[Data records]

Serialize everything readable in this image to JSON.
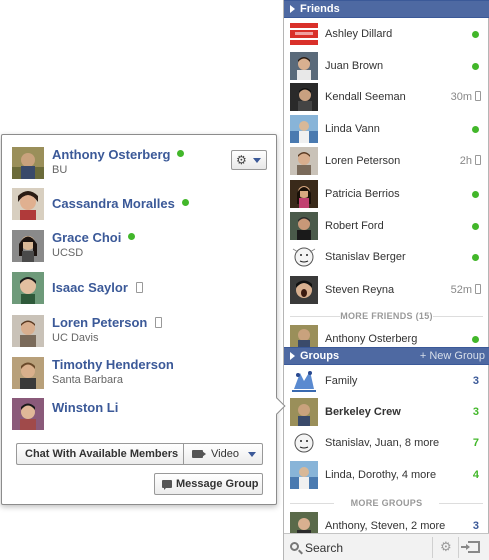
{
  "colors": {
    "header_blue": "#4e69a2",
    "link_blue": "#3b5998",
    "online_green": "#42b72a"
  },
  "group_flyout": {
    "members": [
      {
        "name": "Anthony Osterberg",
        "sub": "BU",
        "status": "online"
      },
      {
        "name": "Cassandra Moralles",
        "sub": "",
        "status": "online"
      },
      {
        "name": "Grace Choi",
        "sub": "UCSD",
        "status": "online"
      },
      {
        "name": "Isaac Saylor",
        "sub": "",
        "status": "mobile"
      },
      {
        "name": "Loren Peterson",
        "sub": "UC Davis",
        "status": "mobile"
      },
      {
        "name": "Timothy Henderson",
        "sub": "Santa Barbara",
        "status": "none"
      },
      {
        "name": "Winston Li",
        "sub": "",
        "status": "none"
      }
    ],
    "gear_icon": "gear-icon",
    "chat_button": "Chat With Available Members",
    "video_button": "Video",
    "message_button": "Message Group"
  },
  "sidebar": {
    "friends_header": "Friends",
    "friends": [
      {
        "name": "Ashley Dillard",
        "status": "online"
      },
      {
        "name": "Juan Brown",
        "status": "online"
      },
      {
        "name": "Kendall Seeman",
        "status": "idle",
        "idle": "30m"
      },
      {
        "name": "Linda Vann",
        "status": "online"
      },
      {
        "name": "Loren Peterson",
        "status": "idle",
        "idle": "2h"
      },
      {
        "name": "Patricia Berrios",
        "status": "online"
      },
      {
        "name": "Robert Ford",
        "status": "online"
      },
      {
        "name": "Stanislav Berger",
        "status": "online"
      },
      {
        "name": "Steven Reyna",
        "status": "idle",
        "idle": "52m"
      }
    ],
    "more_friends": "MORE FRIENDS (15)",
    "more_friends_list": [
      {
        "name": "Anthony Osterberg",
        "status": "online"
      }
    ],
    "groups_header": "Groups",
    "new_group": "+ New Group",
    "groups": [
      {
        "name": "Family",
        "count": "3",
        "count_color": "blue",
        "bold": false
      },
      {
        "name": "Berkeley Crew",
        "count": "3",
        "count_color": "green",
        "bold": true
      },
      {
        "name": "Stanislav, Juan, 8 more",
        "count": "7",
        "count_color": "green",
        "bold": false
      },
      {
        "name": "Linda, Dorothy, 4 more",
        "count": "4",
        "count_color": "green",
        "bold": false
      }
    ],
    "more_groups": "MORE GROUPS",
    "more_groups_list": [
      {
        "name": "Anthony, Steven, 2 more",
        "count": "3",
        "count_color": "blue"
      }
    ],
    "search_placeholder": "Search"
  }
}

TASK DIRECTIONS: Whenever "Steven" turns up in a line, pick that line out.

EXPECTED ANSWER:
        "name": "Steven Reyna",
        "name": "Anthony, Steven, 2 more",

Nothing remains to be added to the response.